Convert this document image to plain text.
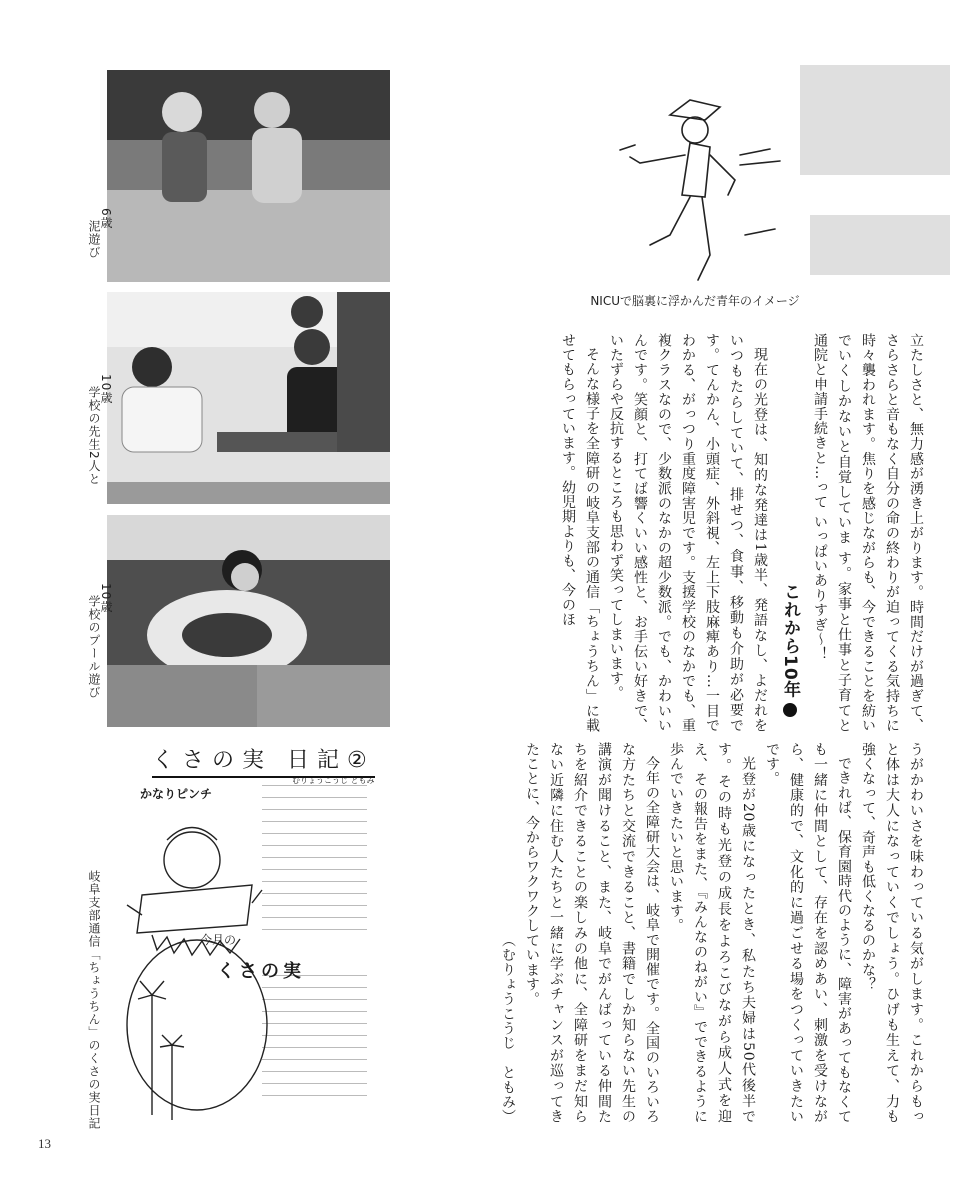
6歳
泥遊び
10歳
学校の先生2人と
10歳
学校のプール遊び
NICUで脳裏に浮かんだ青年のイメージ

立たしさと、無力感が湧き上がります。時間だけが過ぎて、さらさらと音もなく自分の命の終わりが迫ってくる気持ちに時々襲われます。焦りを感じながらも、今できることを紡いでいくしかないと自覚していま す。家事と仕事と子育てと通院と申請手続きと…って いっぱいありすぎ～！

これから10年

現在の光登は、知的な発達は1歳半、発語なし、よだれをいつもたらしていて、排せつ、食事、移動も介助が必要です。てんかん、小頭症、外斜視、左上下肢麻痺あり…一目でわかる、がっつり重度障害児です。支援学校のなかでも、重複クラスなので、少数派のなかの超少数派。でも、かわいいんです。笑顔と、打てば響くいい感性と、お手伝い好きで、いたずらや反抗するところも思わず笑ってしまいます。

そんな様子を全障研の岐阜支部の通信「ちょうちん」に載せてもらっています。幼児期よりも、今のほ

うがかわいさを味わっている気がします。これからもっと体は大人になっていくでしょう。ひげも生えて、力も強くなって、奇声も低くなるのかな？

できれば、保育園時代のように、障害があってもなくても一緒に仲間として、存在を認めあい、刺激を受けながら、健康的で、文化的に過ごせる場をつくっていきたいです。

光登が20歳になったとき、私たち夫婦は50代後半です。その時も光登の成長をよろこびながら成人式を迎え、その報告をまた、『みんなのねがい』でできるように歩んでいきたいと思います。

今年の全障研大会は、岐阜で開催です。全国のいろいろな方たちと交流できること、書籍でしか知らない先生の講演が聞けること、また、岐阜でがんばっている仲間たちを紹介できることの楽しみの他に、全障研をまだ知らない近隣に住む人たちと一緒に学ぶチャンスが巡ってきたことに、今からワクワクしています。

（むりょうこうじ　ともみ）

くさの実 日記②
むりょうこうじ ともみ
かなりピンチ
今月の
くさの実
岐阜支部通信「ちょうちん」のくさの実日記
13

----------

» **WHAT IS BEING ASKED**
Print each of the records above exactly as written, leaving no picture in the copy.

» **WRITTEN RESPONSE**
Convert this document image to plain text.
6歳
泥遊び
10歳
学校の先生2人と
10歳
学校のプール遊び
NICUで脳裏に浮かんだ青年のイメージ

立たしさと、無力感が湧き上がります。時間だけが過ぎて、さらさらと音もなく自分の命の終わりが迫ってくる気持ちに時々襲われます。焦りを感じながらも、今できることを紡いでいくしかないと自覚していま す。家事と仕事と子育てと通院と申請手続きと…って いっぱいありすぎ～！

これから10年

現在の光登は、知的な発達は1歳半、発語なし、よだれをいつもたらしていて、排せつ、食事、移動も介助が必要です。てんかん、小頭症、外斜視、左上下肢麻痺あり…一目でわかる、がっつり重度障害児です。支援学校のなかでも、重複クラスなので、少数派のなかの超少数派。でも、かわいいんです。笑顔と、打てば響くいい感性と、お手伝い好きで、いたずらや反抗するところも思わず笑ってしまいます。

そんな様子を全障研の岐阜支部の通信「ちょうちん」に載せてもらっています。幼児期よりも、今のほ

うがかわいさを味わっている気がします。これからもっと体は大人になっていくでしょう。ひげも生えて、力も強くなって、奇声も低くなるのかな？

できれば、保育園時代のように、障害があってもなくても一緒に仲間として、存在を認めあい、刺激を受けながら、健康的で、文化的に過ごせる場をつくっていきたいです。

光登が20歳になったとき、私たち夫婦は50代後半です。その時も光登の成長をよろこびながら成人式を迎え、その報告をまた、『みんなのねがい』でできるように歩んでいきたいと思います。

今年の全障研大会は、岐阜で開催です。全国のいろいろな方たちと交流できること、書籍でしか知らない先生の講演が聞けること、また、岐阜でがんばっている仲間たちを紹介できることの楽しみの他に、全障研をまだ知らない近隣に住む人たちと一緒に学ぶチャンスが巡ってきたことに、今からワクワクしています。

（むりょうこうじ　ともみ）

くさの実 日記②
むりょうこうじ ともみ
かなりピンチ
今月の
くさの実
岐阜支部通信「ちょうちん」のくさの実日記
13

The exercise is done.